- WHAT YOU ARE ASKED TO DO -
The reply should consist of one number, the count of lines below in which the word "text" appears.

- MATERIAL FOR THIS TASK -
+++
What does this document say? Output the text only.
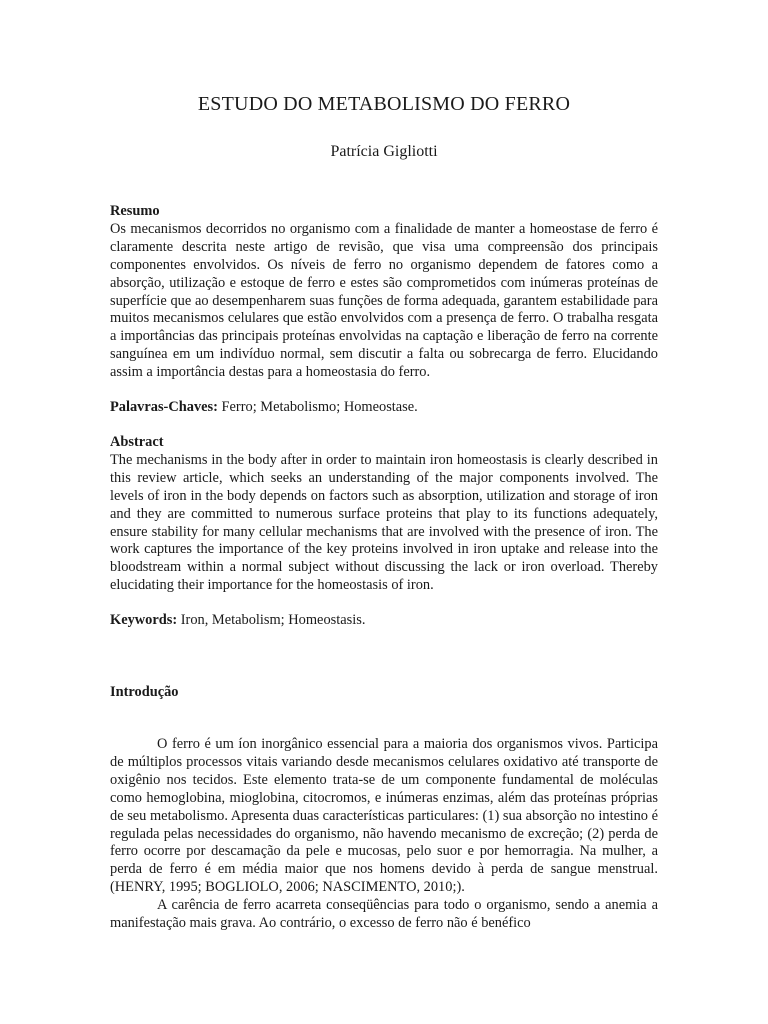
ESTUDO DO METABOLISMO DO FERRO

Patrícia Gigliotti

Resumo

Os mecanismos decorridos no organismo com a finalidade de manter a homeostase de ferro é claramente descrita neste artigo de revisão, que visa uma compreensão dos principais componentes envolvidos. Os níveis de ferro no organismo dependem de fatores como a absorção, utilização e estoque de ferro e estes são comprometidos com inúmeras proteínas de superfície que ao desempenharem suas funções de forma adequada, garantem estabilidade para muitos mecanismos celulares que estão envolvidos com a presença de ferro. O trabalha resgata a importâncias das principais proteínas envolvidas na captação e liberação de ferro na corrente sanguínea em um indivíduo normal, sem discutir a falta ou sobrecarga de ferro. Elucidando assim a importância destas para a homeostasia do ferro.

Palavras-Chaves: Ferro; Metabolismo; Homeostase.

Abstract

The mechanisms in the body after in order to maintain iron homeostasis is clearly described in this review article, which seeks an understanding of the major components involved. The levels of iron in the body depends on factors such as absorption, utilization and storage of iron and they are committed to numerous surface proteins that play to its functions adequately, ensure stability for many cellular mechanisms that are involved with the presence of iron. The work captures the importance of the key proteins involved in iron uptake and release into the bloodstream within a normal subject without discussing the lack or iron overload. Thereby elucidating their importance for the homeostasis of iron.

Keywords: Iron, Metabolism; Homeostasis.

Introdução

O ferro é um íon inorgânico essencial para a maioria dos organismos vivos. Participa de múltiplos processos vitais variando desde mecanismos celulares oxidativo até transporte de oxigênio nos tecidos. Este elemento trata-se de um componente fundamental de moléculas como hemoglobina, mioglobina, citocromos, e inúmeras enzimas, além das proteínas próprias de seu metabolismo. Apresenta duas características particulares: (1) sua absorção no intestino é regulada pelas necessidades do organismo, não havendo mecanismo de excreção; (2) perda de ferro ocorre por descamação da pele e mucosas, pelo suor e por hemorragia. Na mulher, a perda de ferro é em média maior que nos homens devido à perda de sangue menstrual. (HENRY, 1995; BOGLIOLO, 2006; NASCIMENTO, 2010;).

A carência de ferro acarreta conseqüências para todo o organismo, sendo a anemia a manifestação mais grava. Ao contrário, o excesso de ferro não é benéfico
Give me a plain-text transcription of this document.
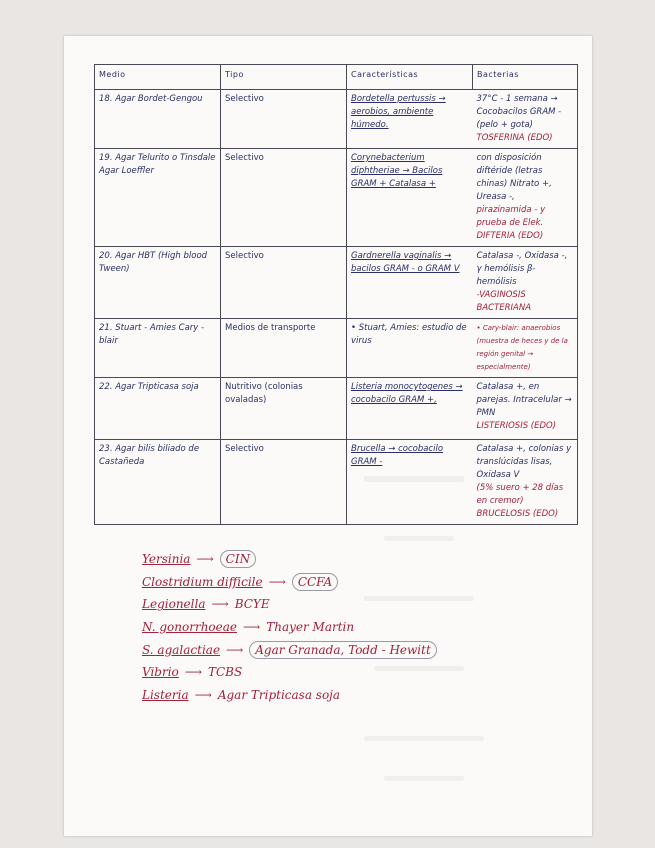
Medio	Tipo	Características	Bacterias
18. Agar Bordet-Gengou	Selectivo	Bordetella pertussis → aerobios, ambiente húmedo.	37°C - 1 semana → Cocobacilos GRAM - (pelo + gota)
TOSFERINA (EDO)

19. Agar Telurito o Tinsdale Agar Loeffler	Selectivo	Corynebacterium diphtheriae → Bacilos GRAM + Catalasa +	con disposición diftéride (letras chinas) Nitrato +, Ureasa -,
pirazinamida - y prueba de Elek. DIFTERIA (EDO)

20. Agar HBT (High blood Tween)	Selectivo	Gardnerella vaginalis → bacilos GRAM - o GRAM V	Catalasa -, Oxidasa -, γ hemólisis β-hemólisis
-VAGINOSIS BACTERIANA

21. Stuart - Amies Cary - blair	Medios de transporte	• Stuart, Amies: estudio de virus	• Cary-blair: anaerobios (muestra de heces y de la región genital → especialmente)

22. Agar Tripticasa soja	Nutritivo (colonias ovaladas)	Listeria monocytogenes → cocobacilo GRAM +,	Catalasa +, en parejas. Intracelular → PMN
LISTERIOSIS (EDO)

23. Agar bilis biliado de Castañeda	Selectivo	Brucella → cocobacilo GRAM -	Catalasa +, colonias y translúcidas lisas, Oxidasa V
(5% suero + 28 días en cremor) BRUCELOSIS (EDO)
Yersinia ⟶	CIN
Clostridium difficile ⟶	CCFA
Legionella ⟶ BCYE
N. gonorrhoeae ⟶ Thayer Martin
S. agalactiae ⟶	Agar Granada, Todd - Hewitt
Vibrio ⟶ TCBS
Listeria ⟶ Agar Tripticasa soja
+++
- ANSWER SPACE -
2